[Directions for this task] Output the data below in full, character for character.

(Stored data entries)
○ ○ ○
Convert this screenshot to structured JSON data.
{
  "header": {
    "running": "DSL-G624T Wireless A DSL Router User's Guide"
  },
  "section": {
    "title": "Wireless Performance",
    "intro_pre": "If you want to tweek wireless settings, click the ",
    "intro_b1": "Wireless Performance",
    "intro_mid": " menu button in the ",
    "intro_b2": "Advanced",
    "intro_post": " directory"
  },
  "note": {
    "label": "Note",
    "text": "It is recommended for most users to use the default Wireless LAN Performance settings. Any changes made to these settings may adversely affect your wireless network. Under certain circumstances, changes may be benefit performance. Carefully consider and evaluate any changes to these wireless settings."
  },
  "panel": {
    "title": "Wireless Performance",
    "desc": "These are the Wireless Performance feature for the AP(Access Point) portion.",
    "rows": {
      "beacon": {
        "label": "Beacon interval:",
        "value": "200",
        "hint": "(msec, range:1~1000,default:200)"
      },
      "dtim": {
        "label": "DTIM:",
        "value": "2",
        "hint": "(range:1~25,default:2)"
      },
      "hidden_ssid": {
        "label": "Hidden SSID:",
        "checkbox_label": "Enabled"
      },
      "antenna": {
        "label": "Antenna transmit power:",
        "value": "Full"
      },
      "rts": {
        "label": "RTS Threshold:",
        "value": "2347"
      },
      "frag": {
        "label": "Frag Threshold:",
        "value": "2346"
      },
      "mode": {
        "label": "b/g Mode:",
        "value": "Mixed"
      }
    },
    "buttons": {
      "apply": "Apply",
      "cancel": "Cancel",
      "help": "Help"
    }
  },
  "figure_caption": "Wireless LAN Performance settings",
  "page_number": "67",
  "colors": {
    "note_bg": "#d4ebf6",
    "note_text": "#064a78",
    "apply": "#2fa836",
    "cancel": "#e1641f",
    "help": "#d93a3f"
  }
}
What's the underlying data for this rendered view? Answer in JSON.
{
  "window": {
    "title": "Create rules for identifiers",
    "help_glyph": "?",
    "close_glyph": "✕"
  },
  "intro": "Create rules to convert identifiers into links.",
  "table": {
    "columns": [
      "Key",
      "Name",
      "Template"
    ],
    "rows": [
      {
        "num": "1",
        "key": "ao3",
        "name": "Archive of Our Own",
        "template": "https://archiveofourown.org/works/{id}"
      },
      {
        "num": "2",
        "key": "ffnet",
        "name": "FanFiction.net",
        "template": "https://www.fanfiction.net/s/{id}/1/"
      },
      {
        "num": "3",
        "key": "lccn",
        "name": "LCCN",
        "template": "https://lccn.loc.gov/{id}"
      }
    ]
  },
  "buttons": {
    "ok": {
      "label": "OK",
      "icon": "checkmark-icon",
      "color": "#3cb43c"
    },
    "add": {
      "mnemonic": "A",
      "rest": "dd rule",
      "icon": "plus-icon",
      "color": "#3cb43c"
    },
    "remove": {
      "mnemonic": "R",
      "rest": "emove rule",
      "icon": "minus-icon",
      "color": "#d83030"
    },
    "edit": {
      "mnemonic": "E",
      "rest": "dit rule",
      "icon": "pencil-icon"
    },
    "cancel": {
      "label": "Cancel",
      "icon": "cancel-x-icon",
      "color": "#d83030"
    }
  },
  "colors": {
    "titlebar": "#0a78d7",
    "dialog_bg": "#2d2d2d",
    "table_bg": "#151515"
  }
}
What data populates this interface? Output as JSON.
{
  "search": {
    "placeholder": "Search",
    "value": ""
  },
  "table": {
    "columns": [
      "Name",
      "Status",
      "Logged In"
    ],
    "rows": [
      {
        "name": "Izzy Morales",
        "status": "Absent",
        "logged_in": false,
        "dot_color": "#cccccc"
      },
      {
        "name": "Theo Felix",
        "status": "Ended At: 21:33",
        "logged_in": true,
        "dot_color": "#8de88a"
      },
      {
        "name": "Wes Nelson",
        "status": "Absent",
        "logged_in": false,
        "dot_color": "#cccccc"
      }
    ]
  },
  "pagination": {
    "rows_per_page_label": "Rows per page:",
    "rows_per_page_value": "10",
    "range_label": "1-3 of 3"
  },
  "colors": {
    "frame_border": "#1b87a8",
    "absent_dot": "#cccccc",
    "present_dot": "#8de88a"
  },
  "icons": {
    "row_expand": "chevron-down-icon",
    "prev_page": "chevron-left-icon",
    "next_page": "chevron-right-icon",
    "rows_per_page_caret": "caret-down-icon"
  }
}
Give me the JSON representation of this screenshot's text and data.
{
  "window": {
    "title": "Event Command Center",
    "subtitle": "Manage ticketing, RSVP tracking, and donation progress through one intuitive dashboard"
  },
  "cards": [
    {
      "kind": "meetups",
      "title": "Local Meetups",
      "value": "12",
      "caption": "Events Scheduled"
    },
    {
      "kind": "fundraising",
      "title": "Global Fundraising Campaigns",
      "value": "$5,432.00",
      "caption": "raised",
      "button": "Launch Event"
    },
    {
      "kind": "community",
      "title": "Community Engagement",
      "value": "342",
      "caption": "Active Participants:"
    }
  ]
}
○ ○ ○
[Correct response]
Convert this screenshot to structured JSON data.
{
  "header": {
    "running": "DSL-G624T Wireless A DSL Router User's Guide"
  },
  "section": {
    "title": "Wireless Performance",
    "intro_pre": "If you want to tweek wireless settings, click the ",
    "intro_b1": "Wireless Performance",
    "intro_mid": " menu button in the ",
    "intro_b2": "Advanced",
    "intro_post": " directory"
  },
  "note": {
    "label": "Note",
    "text": "It is recommended for most users to use the default Wireless LAN Performance settings. Any changes made to these settings may adversely affect your wireless network. Under certain circumstances, changes may be benefit performance. Carefully consider and evaluate any changes to these wireless settings."
  },
  "panel": {
    "title": "Wireless Performance",
    "desc": "These are the Wireless Performance feature for the AP(Access Point) portion.",
    "rows": {
      "beacon": {
        "label": "Beacon interval:",
        "value": "200",
        "hint": "(msec, range:1~1000,default:200)"
      },
      "dtim": {
        "label": "DTIM:",
        "value": "2",
        "hint": "(range:1~25,default:2)"
      },
      "hidden_ssid": {
        "label": "Hidden SSID:",
        "checkbox_label": "Enabled"
      },
      "antenna": {
        "label": "Antenna transmit power:",
        "value": "Full"
      },
      "rts": {
        "label": "RTS Threshold:",
        "value": "2347"
      },
      "frag": {
        "label": "Frag Threshold:",
        "value": "2346"
      },
      "mode": {
        "label": "b/g Mode:",
        "value": "Mixed"
      }
    },
    "buttons": {
      "apply": "Apply",
      "cancel": "Cancel",
      "help": "Help"
    }
  },
  "figure_caption": "Wireless LAN Performance settings",
  "page_number": "67",
  "colors": {
    "note_bg": "#d4ebf6",
    "note_text": "#064a78",
    "apply": "#2fa836",
    "cancel": "#e1641f",
    "help": "#d93a3f"
  }
}
What's the underlying data for this rendered view? Answer in JSON.
{
  "window": {
    "title": "Create rules for identifiers",
    "help_glyph": "?",
    "close_glyph": "✕"
  },
  "intro": "Create rules to convert identifiers into links.",
  "table": {
    "columns": [
      "Key",
      "Name",
      "Template"
    ],
    "rows": [
      {
        "num": "1",
        "key": "ao3",
        "name": "Archive of Our Own",
        "template": "https://archiveofourown.org/works/{id}"
      },
      {
        "num": "2",
        "key": "ffnet",
        "name": "FanFiction.net",
        "template": "https://www.fanfiction.net/s/{id}/1/"
      },
      {
        "num": "3",
        "key": "lccn",
        "name": "LCCN",
        "template": "https://lccn.loc.gov/{id}"
      }
    ]
  },
  "buttons": {
    "ok": {
      "label": "OK",
      "icon": "checkmark-icon",
      "color": "#3cb43c"
    },
    "add": {
      "mnemonic": "A",
      "rest": "dd rule",
      "icon": "plus-icon",
      "color": "#3cb43c"
    },
    "remove": {
      "mnemonic": "R",
      "rest": "emove rule",
      "icon": "minus-icon",
      "color": "#d83030"
    },
    "edit": {
      "mnemonic": "E",
      "rest": "dit rule",
      "icon": "pencil-icon"
    },
    "cancel": {
      "label": "Cancel",
      "icon": "cancel-x-icon",
      "color": "#d83030"
    }
  },
  "colors": {
    "titlebar": "#0a78d7",
    "dialog_bg": "#2d2d2d",
    "table_bg": "#151515"
  }
}
What data populates this interface? Output as JSON.
{
  "search": {
    "placeholder": "Search",
    "value": ""
  },
  "table": {
    "columns": [
      "Name",
      "Status",
      "Logged In"
    ],
    "rows": [
      {
        "name": "Izzy Morales",
        "status": "Absent",
        "logged_in": false,
        "dot_color": "#cccccc"
      },
      {
        "name": "Theo Felix",
        "status": "Ended At: 21:33",
        "logged_in": true,
        "dot_color": "#8de88a"
      },
      {
        "name": "Wes Nelson",
        "status": "Absent",
        "logged_in": false,
        "dot_color": "#cccccc"
      }
    ]
  },
  "pagination": {
    "rows_per_page_label": "Rows per page:",
    "rows_per_page_value": "10",
    "range_label": "1-3 of 3"
  },
  "colors": {
    "frame_border": "#1b87a8",
    "absent_dot": "#cccccc",
    "present_dot": "#8de88a"
  },
  "icons": {
    "row_expand": "chevron-down-icon",
    "prev_page": "chevron-left-icon",
    "next_page": "chevron-right-icon",
    "rows_per_page_caret": "caret-down-icon"
  }
}
Give me the JSON representation of this screenshot's text and data.
{
  "window": {
    "title": "Event Command Center",
    "subtitle": "Manage ticketing, RSVP tracking, and donation progress through one intuitive dashboard"
  },
  "cards": [
    {
      "kind": "meetups",
      "title": "Local Meetups",
      "value": "12",
      "caption": "Events Scheduled"
    },
    {
      "kind": "fundraising",
      "title": "Global Fundraising Campaigns",
      "value": "$5,432.00",
      "caption": "raised",
      "button": "Launch Event"
    },
    {
      "kind": "community",
      "title": "Community Engagement",
      "value": "342",
      "caption": "Active Participants:"
    }
  ]
}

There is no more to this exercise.